[What is being asked]: Can the data below be set down again exactly, line for line?

[start]

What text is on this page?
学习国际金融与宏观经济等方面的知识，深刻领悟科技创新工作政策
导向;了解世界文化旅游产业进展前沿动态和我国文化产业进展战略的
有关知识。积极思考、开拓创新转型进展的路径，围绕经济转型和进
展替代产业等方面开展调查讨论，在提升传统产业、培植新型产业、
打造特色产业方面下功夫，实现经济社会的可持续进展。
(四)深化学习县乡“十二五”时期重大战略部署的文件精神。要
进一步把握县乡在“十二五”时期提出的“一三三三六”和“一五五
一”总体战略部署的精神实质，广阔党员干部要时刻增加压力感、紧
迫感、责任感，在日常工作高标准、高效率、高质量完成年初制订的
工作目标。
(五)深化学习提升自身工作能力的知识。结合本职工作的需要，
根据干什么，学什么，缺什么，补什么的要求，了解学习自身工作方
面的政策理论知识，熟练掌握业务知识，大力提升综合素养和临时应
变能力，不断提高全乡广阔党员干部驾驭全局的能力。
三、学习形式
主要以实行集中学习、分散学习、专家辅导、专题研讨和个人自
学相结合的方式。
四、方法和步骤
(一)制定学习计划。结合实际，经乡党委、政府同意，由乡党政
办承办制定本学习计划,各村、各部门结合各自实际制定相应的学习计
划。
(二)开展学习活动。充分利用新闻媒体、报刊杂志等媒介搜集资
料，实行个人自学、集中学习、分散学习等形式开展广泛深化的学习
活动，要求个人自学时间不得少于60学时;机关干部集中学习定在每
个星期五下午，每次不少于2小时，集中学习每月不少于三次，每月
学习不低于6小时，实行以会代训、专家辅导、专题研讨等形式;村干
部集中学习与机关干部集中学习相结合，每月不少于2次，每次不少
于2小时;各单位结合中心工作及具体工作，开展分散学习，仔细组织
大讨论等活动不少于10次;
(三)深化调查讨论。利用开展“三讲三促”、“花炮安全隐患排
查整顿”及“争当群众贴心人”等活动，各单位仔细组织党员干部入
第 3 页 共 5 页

[end]

[Exercise solution]:
What text is on this page?
学习国际金融与宏观经济等方面的知识，深刻领悟科技创新工作政策
导向;了解世界文化旅游产业进展前沿动态和我国文化产业进展战略的
有关知识。积极思考、开拓创新转型进展的路径，围绕经济转型和进
展替代产业等方面开展调查讨论，在提升传统产业、培植新型产业、
打造特色产业方面下功夫，实现经济社会的可持续进展。
(四)深化学习县乡“十二五”时期重大战略部署的文件精神。要
进一步把握县乡在“十二五”时期提出的“一三三三六”和“一五五
一”总体战略部署的精神实质，广阔党员干部要时刻增加压力感、紧
迫感、责任感，在日常工作高标准、高效率、高质量完成年初制订的
工作目标。
(五)深化学习提升自身工作能力的知识。结合本职工作的需要，
根据干什么，学什么，缺什么，补什么的要求，了解学习自身工作方
面的政策理论知识，熟练掌握业务知识，大力提升综合素养和临时应
变能力，不断提高全乡广阔党员干部驾驭全局的能力。
三、学习形式
主要以实行集中学习、分散学习、专家辅导、专题研讨和个人自
学相结合的方式。
四、方法和步骤
(一)制定学习计划。结合实际，经乡党委、政府同意，由乡党政
办承办制定本学习计划,各村、各部门结合各自实际制定相应的学习计
划。
(二)开展学习活动。充分利用新闻媒体、报刊杂志等媒介搜集资
料，实行个人自学、集中学习、分散学习等形式开展广泛深化的学习
活动，要求个人自学时间不得少于60学时;机关干部集中学习定在每
个星期五下午，每次不少于2小时，集中学习每月不少于三次，每月
学习不低于6小时，实行以会代训、专家辅导、专题研讨等形式;村干
部集中学习与机关干部集中学习相结合，每月不少于2次，每次不少
于2小时;各单位结合中心工作及具体工作，开展分散学习，仔细组织
大讨论等活动不少于10次;
(三)深化调查讨论。利用开展“三讲三促”、“花炮安全隐患排
查整顿”及“争当群众贴心人”等活动，各单位仔细组织党员干部入
第 3 页 共 5 页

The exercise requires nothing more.